Written exercise> Omit all pictures and give the records below again exactly as written.
╭─ Listing
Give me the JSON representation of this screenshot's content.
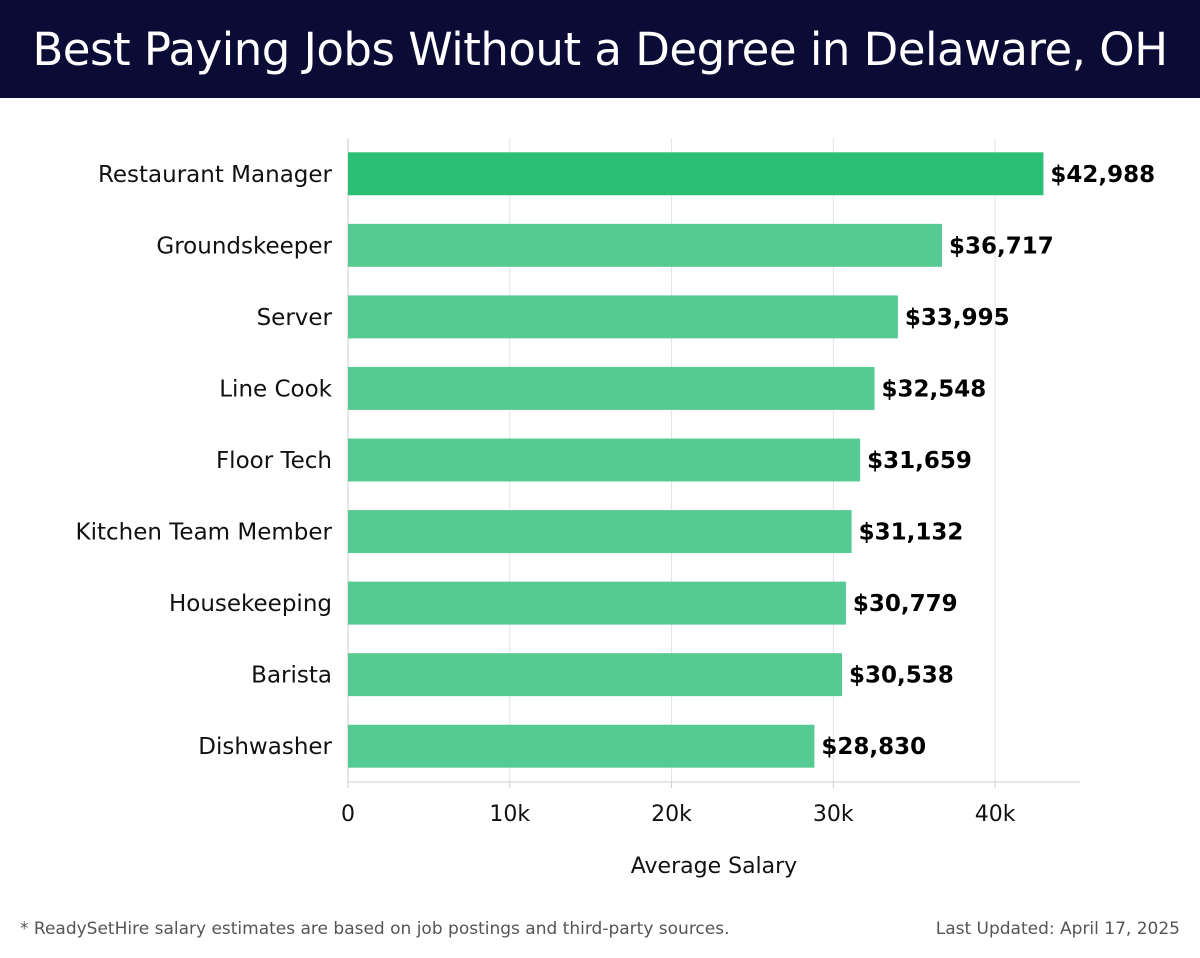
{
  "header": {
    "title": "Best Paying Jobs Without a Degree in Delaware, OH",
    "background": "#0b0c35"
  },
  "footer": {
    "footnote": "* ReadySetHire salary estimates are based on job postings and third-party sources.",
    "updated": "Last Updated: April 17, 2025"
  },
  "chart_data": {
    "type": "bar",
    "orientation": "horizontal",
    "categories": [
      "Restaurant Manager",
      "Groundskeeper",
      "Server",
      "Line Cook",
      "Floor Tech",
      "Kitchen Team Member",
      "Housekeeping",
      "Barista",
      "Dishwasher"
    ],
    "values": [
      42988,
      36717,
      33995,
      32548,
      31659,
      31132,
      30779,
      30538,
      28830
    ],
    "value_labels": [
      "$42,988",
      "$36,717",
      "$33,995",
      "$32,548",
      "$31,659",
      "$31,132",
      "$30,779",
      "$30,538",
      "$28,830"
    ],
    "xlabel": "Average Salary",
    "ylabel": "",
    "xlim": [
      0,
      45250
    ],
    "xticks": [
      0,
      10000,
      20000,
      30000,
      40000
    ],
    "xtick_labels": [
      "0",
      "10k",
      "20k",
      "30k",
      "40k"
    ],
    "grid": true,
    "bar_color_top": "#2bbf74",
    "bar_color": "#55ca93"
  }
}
╰─
Exercise output>
Give me the JSON representation of this screenshot's content.
{
  "header": {
    "title": "Best Paying Jobs Without a Degree in Delaware, OH",
    "background": "#0b0c35"
  },
  "footer": {
    "footnote": "* ReadySetHire salary estimates are based on job postings and third-party sources.",
    "updated": "Last Updated: April 17, 2025"
  },
  "chart_data": {
    "type": "bar",
    "orientation": "horizontal",
    "categories": [
      "Restaurant Manager",
      "Groundskeeper",
      "Server",
      "Line Cook",
      "Floor Tech",
      "Kitchen Team Member",
      "Housekeeping",
      "Barista",
      "Dishwasher"
    ],
    "values": [
      42988,
      36717,
      33995,
      32548,
      31659,
      31132,
      30779,
      30538,
      28830
    ],
    "value_labels": [
      "$42,988",
      "$36,717",
      "$33,995",
      "$32,548",
      "$31,659",
      "$31,132",
      "$30,779",
      "$30,538",
      "$28,830"
    ],
    "xlabel": "Average Salary",
    "ylabel": "",
    "xlim": [
      0,
      45250
    ],
    "xticks": [
      0,
      10000,
      20000,
      30000,
      40000
    ],
    "xtick_labels": [
      "0",
      "10k",
      "20k",
      "30k",
      "40k"
    ],
    "grid": true,
    "bar_color_top": "#2bbf74",
    "bar_color": "#55ca93"
  }
}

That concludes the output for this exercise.